Gather up the lines with the word "안전하게" in them.
▽
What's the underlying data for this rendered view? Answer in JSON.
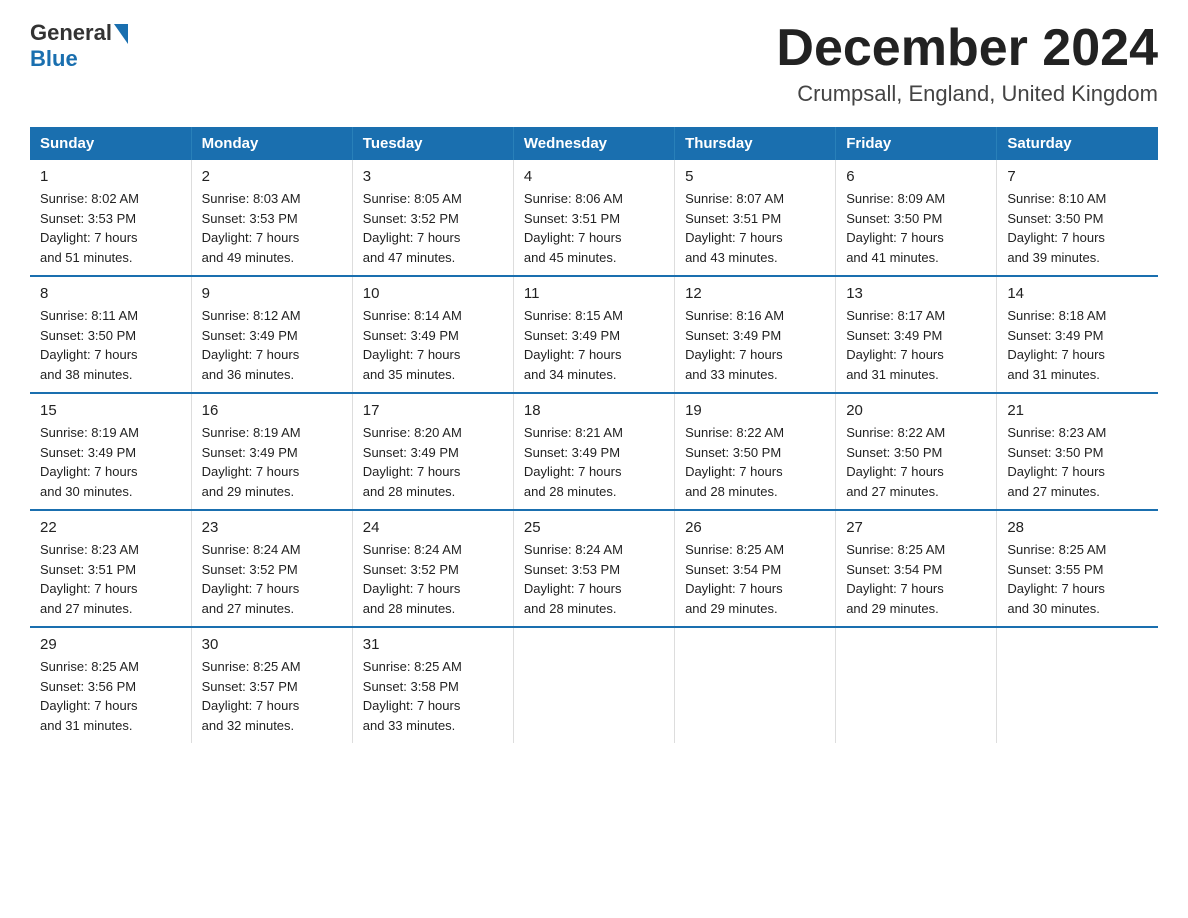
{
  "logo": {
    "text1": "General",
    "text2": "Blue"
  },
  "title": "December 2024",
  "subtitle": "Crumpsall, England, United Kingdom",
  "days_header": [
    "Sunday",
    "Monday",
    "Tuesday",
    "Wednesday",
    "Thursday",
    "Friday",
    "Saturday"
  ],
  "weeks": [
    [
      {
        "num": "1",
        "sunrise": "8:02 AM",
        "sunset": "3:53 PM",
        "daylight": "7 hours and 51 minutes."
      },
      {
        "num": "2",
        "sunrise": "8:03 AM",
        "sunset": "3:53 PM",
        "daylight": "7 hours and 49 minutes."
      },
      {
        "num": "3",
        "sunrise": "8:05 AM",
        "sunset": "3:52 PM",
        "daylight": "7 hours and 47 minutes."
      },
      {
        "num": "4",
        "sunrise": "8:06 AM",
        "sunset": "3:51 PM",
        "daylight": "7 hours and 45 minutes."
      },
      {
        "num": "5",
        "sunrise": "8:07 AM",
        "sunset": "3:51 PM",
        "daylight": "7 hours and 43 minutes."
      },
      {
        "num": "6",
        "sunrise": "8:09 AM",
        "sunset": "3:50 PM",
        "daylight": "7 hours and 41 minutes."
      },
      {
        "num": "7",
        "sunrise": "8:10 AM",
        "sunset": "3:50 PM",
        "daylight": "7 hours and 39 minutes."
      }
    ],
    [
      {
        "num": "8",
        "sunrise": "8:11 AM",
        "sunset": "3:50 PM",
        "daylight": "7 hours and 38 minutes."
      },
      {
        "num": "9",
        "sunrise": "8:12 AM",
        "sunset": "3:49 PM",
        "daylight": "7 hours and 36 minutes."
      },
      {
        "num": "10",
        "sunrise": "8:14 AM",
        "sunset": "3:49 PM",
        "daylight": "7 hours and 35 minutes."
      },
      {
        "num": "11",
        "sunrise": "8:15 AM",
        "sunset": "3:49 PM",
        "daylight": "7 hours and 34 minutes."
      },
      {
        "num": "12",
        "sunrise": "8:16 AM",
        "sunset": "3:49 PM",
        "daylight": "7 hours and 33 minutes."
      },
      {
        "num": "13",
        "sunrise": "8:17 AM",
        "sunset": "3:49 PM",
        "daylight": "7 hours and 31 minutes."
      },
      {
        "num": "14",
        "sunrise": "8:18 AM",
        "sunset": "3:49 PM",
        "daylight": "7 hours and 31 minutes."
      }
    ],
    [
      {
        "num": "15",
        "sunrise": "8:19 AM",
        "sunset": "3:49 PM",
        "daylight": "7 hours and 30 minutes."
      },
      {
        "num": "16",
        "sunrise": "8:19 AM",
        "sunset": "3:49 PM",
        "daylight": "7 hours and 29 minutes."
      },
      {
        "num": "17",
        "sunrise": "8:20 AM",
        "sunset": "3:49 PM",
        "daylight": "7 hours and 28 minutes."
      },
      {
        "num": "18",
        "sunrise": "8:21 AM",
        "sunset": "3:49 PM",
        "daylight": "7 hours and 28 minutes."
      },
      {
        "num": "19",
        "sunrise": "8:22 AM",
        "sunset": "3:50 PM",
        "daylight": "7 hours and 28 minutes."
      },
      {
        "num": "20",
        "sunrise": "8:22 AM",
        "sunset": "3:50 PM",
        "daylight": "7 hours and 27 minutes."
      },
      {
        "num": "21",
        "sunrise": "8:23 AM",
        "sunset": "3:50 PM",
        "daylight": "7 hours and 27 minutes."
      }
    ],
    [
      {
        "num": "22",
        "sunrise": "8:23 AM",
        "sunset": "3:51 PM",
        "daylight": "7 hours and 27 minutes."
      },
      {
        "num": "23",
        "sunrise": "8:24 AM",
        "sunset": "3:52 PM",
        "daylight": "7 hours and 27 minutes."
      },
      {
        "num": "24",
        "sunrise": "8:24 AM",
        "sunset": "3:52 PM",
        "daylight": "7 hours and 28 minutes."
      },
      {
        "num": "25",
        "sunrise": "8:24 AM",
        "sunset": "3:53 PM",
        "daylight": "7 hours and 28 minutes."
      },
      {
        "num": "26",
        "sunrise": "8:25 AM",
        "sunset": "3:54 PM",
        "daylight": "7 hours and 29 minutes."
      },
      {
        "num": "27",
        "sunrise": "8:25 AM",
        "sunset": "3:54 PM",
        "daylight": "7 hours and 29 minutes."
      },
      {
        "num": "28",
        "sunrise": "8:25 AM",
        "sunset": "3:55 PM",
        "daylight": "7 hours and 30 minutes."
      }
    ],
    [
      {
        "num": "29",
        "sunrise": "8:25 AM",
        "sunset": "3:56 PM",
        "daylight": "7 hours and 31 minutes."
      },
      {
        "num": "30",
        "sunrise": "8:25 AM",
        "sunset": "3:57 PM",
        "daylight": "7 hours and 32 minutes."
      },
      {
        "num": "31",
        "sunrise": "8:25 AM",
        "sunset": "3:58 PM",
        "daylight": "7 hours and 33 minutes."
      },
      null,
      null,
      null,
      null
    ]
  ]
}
△
▽
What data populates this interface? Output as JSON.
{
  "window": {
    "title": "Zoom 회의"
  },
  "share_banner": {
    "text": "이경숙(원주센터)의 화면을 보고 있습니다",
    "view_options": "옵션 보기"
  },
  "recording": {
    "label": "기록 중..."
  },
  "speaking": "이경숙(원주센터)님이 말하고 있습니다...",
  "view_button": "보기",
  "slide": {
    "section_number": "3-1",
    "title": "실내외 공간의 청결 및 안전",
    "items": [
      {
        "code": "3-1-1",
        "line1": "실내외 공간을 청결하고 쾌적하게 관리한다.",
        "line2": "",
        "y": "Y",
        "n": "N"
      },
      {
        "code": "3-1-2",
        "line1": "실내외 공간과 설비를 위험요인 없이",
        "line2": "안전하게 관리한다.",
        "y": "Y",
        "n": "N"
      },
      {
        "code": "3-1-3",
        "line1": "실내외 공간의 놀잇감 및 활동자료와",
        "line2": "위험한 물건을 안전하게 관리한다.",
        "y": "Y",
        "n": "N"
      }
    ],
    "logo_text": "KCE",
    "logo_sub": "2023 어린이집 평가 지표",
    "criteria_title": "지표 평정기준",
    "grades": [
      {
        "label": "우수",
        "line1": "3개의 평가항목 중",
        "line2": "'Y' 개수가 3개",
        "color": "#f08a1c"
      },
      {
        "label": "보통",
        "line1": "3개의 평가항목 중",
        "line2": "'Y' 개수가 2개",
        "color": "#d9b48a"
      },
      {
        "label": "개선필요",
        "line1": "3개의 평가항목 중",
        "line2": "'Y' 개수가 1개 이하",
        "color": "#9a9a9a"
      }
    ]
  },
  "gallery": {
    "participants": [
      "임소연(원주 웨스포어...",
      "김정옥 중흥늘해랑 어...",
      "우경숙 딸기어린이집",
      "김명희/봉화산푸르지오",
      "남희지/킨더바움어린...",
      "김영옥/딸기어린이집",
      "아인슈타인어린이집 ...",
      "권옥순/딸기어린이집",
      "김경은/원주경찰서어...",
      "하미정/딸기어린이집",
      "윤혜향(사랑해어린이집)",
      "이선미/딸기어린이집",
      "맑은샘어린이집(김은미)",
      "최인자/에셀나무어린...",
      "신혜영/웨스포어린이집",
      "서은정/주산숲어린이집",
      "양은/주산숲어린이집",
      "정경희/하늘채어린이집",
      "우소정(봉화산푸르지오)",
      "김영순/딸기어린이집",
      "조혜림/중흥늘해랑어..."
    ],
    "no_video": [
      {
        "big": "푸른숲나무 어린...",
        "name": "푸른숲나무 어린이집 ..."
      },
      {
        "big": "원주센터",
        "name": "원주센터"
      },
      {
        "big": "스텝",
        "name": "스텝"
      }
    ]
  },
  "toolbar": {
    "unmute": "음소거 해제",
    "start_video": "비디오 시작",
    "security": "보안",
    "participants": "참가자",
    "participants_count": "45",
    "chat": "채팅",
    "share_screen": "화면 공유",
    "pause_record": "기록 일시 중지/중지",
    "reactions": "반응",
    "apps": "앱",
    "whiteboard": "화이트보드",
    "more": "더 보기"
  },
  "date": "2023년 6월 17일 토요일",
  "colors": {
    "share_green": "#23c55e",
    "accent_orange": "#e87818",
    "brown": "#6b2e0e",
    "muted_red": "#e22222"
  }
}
△
→ TASK SOLUTION
        "line2": "안전하게 관리한다.",
        "line2": "위험한 물건을 안전하게 관리한다.",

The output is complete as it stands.